- _GOAL OF THE EXERCISE_
Tally the lines in the data below that contain the string "series", matching case exactly, and give only the number.
--
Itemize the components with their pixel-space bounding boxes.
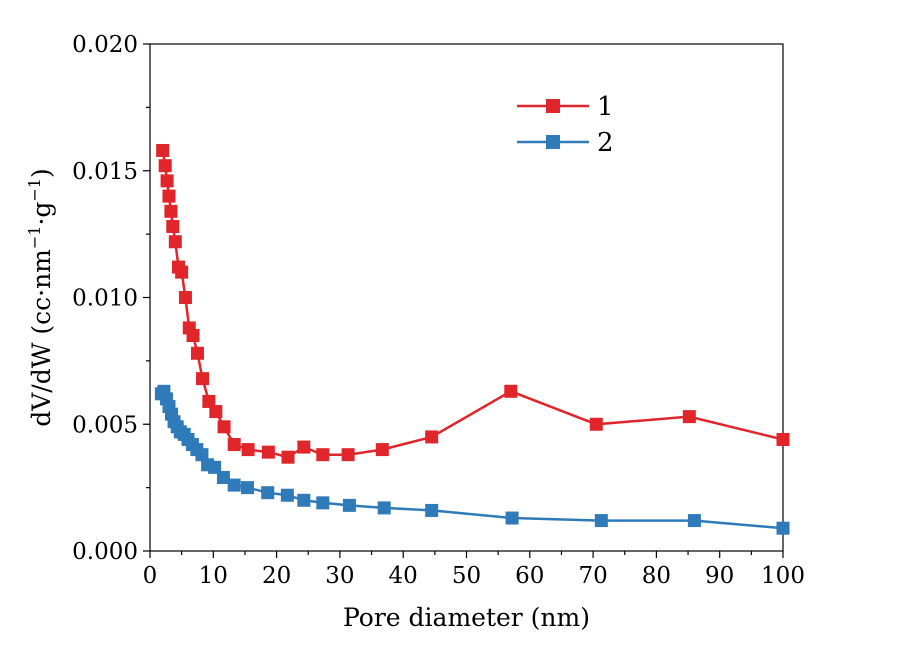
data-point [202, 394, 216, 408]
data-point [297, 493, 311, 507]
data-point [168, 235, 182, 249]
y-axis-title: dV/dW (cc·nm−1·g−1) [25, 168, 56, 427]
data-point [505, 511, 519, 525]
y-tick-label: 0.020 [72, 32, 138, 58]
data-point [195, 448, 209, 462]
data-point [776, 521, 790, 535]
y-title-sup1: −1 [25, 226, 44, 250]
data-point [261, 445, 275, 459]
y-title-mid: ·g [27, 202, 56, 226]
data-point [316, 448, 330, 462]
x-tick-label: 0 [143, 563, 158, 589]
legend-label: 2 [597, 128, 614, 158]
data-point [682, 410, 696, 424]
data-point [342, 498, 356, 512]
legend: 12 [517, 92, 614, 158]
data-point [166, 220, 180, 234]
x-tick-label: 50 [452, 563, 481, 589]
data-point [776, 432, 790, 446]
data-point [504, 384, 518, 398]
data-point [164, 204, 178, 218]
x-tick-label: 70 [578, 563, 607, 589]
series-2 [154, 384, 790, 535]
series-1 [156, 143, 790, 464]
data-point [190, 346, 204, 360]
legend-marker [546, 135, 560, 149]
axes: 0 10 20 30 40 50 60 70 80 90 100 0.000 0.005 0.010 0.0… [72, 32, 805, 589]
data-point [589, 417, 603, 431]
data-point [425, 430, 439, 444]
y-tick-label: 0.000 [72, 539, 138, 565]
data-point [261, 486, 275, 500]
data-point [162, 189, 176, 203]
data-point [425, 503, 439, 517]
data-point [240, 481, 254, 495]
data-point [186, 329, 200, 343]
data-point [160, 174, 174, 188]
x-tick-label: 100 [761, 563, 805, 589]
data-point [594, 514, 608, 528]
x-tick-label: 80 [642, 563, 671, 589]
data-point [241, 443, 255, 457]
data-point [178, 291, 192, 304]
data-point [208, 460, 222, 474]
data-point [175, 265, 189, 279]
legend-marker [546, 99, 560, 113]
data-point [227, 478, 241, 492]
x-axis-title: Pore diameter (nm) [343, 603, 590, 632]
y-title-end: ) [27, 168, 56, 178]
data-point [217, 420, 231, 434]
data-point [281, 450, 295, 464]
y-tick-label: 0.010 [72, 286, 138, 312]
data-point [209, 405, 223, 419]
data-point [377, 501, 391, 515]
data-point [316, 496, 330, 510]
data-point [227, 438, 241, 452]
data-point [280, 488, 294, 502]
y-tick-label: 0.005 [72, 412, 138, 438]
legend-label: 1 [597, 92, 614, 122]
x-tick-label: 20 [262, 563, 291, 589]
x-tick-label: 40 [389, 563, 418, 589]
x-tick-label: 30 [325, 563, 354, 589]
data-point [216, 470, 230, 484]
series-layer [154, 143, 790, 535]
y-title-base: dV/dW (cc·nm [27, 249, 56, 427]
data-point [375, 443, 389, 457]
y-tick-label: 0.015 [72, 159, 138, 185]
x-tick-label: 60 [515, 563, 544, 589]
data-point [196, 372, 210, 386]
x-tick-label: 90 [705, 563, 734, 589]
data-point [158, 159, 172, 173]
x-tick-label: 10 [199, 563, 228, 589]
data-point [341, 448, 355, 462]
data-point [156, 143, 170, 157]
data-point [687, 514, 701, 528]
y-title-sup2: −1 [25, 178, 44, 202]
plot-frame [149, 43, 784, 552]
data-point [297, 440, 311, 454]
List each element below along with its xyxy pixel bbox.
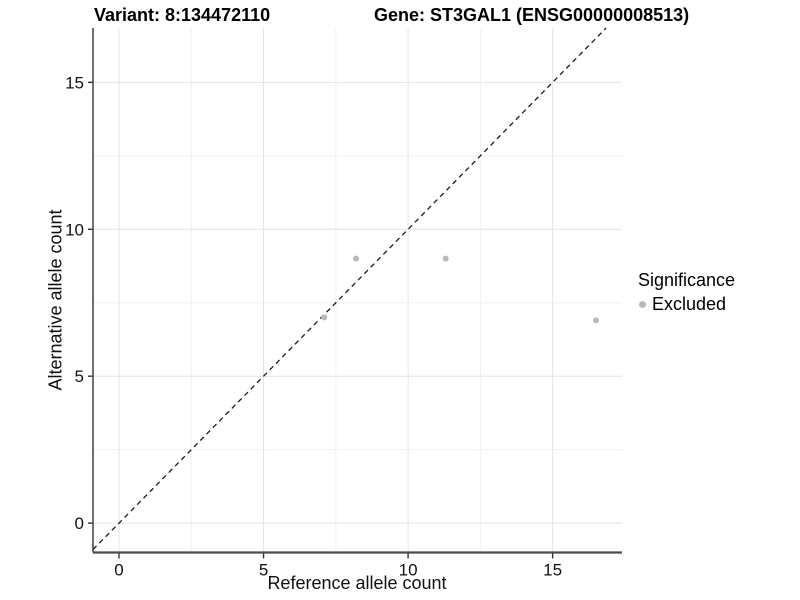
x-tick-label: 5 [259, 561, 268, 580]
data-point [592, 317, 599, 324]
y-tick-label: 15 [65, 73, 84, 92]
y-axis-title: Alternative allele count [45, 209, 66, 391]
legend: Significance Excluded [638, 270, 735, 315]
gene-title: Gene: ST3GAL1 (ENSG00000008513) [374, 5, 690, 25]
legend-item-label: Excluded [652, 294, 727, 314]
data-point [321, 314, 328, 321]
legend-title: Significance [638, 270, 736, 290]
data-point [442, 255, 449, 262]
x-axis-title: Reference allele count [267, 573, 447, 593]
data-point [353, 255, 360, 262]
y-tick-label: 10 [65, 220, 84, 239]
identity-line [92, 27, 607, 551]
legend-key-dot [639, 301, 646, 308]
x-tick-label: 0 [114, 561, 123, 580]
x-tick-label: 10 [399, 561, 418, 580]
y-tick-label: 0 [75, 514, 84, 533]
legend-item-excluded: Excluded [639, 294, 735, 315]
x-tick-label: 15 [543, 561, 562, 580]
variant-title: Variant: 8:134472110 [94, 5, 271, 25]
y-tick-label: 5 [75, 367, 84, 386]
--
- _SOLUTION TO THIS TASK_
3